The records ::
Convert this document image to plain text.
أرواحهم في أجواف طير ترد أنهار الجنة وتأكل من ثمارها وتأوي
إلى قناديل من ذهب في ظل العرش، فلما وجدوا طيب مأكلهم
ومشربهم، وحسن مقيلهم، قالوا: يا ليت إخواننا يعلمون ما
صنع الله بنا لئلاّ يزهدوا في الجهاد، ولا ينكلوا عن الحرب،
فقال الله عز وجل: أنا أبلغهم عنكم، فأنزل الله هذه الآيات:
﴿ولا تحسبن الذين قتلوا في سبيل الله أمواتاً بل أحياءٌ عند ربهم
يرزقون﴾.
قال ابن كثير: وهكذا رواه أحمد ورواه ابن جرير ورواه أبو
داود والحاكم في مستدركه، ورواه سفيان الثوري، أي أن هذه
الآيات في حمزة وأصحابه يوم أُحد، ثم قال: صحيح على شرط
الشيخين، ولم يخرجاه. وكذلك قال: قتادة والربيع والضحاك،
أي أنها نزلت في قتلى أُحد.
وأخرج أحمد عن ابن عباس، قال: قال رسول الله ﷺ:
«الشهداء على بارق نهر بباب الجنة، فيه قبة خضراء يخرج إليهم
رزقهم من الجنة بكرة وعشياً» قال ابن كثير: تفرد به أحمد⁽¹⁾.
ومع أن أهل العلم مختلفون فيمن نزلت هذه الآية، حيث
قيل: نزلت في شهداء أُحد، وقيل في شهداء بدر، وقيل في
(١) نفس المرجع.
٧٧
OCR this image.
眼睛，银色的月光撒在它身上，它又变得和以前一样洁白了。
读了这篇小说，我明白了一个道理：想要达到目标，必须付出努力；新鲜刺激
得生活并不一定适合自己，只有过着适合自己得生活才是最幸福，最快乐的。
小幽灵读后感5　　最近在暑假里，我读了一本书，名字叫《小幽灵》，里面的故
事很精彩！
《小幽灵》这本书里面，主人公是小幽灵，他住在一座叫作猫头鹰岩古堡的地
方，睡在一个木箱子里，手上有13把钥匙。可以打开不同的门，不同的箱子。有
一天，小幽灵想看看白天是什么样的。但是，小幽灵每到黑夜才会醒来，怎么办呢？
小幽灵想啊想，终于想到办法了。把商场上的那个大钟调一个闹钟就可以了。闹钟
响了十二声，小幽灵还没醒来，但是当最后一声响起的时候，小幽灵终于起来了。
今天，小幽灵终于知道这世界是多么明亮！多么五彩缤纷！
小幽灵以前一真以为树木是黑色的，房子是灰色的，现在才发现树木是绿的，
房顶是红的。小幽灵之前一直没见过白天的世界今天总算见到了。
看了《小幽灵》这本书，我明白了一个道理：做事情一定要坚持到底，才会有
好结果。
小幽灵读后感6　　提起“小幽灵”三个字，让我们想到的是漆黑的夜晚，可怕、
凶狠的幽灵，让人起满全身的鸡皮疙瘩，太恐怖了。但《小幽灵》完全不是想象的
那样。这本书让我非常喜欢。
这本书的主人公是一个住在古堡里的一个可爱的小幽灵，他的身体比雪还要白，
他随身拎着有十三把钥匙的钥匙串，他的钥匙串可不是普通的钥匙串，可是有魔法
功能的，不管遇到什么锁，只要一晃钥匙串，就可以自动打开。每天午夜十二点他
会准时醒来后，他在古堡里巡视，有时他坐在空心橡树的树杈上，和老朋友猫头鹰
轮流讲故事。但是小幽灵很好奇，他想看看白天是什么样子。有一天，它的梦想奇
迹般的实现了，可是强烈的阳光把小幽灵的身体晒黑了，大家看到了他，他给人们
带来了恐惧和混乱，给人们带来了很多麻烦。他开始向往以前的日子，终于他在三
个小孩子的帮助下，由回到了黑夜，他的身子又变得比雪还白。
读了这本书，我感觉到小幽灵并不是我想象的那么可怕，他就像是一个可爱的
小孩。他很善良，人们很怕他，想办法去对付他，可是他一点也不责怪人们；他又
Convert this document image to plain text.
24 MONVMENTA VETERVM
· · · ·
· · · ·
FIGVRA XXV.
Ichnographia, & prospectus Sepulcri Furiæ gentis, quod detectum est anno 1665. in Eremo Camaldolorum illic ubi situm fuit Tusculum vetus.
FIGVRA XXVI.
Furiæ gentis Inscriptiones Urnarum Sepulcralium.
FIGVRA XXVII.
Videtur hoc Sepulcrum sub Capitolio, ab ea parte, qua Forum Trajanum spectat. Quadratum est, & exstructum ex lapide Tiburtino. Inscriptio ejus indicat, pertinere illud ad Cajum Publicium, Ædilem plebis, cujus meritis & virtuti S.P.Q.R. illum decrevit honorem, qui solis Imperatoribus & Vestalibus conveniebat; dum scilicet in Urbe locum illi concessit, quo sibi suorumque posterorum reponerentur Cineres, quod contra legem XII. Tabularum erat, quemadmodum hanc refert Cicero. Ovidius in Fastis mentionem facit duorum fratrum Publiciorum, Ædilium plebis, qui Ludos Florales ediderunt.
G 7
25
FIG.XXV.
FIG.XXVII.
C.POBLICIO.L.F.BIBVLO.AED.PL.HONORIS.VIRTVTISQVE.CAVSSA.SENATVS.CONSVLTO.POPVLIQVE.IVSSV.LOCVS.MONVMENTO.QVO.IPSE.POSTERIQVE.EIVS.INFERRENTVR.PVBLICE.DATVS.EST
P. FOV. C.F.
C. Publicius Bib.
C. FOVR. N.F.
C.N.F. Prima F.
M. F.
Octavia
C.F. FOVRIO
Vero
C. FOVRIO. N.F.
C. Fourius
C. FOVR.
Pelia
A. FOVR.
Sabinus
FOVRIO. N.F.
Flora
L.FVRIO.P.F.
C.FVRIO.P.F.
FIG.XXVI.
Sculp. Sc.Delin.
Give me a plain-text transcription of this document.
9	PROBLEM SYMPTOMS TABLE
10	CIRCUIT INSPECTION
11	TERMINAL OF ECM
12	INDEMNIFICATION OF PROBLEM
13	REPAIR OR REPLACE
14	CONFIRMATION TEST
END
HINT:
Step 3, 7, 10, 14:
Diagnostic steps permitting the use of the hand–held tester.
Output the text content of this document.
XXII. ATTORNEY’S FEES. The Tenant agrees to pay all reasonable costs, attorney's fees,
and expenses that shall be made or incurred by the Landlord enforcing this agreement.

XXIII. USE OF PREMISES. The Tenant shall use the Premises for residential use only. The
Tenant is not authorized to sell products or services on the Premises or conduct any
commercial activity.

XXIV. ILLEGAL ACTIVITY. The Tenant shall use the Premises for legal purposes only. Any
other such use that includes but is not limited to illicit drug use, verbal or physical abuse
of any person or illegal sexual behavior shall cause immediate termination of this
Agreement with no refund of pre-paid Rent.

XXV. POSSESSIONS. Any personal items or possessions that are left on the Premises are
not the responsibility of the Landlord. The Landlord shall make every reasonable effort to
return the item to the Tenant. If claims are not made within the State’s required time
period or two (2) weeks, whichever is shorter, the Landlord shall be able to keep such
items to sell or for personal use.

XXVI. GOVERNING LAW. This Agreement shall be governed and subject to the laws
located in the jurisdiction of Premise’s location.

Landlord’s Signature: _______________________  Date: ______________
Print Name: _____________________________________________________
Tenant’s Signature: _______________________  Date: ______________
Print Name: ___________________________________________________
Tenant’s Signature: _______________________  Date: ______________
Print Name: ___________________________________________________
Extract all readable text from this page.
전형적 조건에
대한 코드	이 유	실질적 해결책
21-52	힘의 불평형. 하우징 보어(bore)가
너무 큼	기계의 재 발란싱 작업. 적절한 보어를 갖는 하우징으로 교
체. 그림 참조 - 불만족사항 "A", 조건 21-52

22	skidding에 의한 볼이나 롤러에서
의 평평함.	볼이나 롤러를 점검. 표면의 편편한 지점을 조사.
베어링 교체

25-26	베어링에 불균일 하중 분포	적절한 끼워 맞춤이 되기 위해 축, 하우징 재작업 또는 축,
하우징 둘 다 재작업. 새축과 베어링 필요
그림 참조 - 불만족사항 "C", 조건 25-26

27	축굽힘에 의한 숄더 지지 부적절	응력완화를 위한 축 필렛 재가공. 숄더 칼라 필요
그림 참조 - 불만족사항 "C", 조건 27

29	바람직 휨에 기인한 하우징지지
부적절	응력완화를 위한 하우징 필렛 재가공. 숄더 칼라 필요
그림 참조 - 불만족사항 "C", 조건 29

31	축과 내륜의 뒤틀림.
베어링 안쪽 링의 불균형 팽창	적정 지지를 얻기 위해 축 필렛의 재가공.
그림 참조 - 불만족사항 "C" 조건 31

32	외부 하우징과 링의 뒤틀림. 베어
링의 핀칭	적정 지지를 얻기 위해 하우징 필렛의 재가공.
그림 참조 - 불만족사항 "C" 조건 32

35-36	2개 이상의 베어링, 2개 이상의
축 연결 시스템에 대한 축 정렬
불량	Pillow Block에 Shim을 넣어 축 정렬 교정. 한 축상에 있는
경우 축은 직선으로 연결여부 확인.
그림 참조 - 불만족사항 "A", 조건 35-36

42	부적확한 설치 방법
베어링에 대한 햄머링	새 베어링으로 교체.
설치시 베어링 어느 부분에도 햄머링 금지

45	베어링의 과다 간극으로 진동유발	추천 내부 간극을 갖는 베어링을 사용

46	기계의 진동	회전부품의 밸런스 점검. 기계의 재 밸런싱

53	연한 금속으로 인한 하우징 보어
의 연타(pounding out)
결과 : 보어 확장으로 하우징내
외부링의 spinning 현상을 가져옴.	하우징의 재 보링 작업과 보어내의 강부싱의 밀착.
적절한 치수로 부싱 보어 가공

Written problem :: State, as a bare number, how many lines of the listing hold the word "sell".

Solution to this exercise :: 2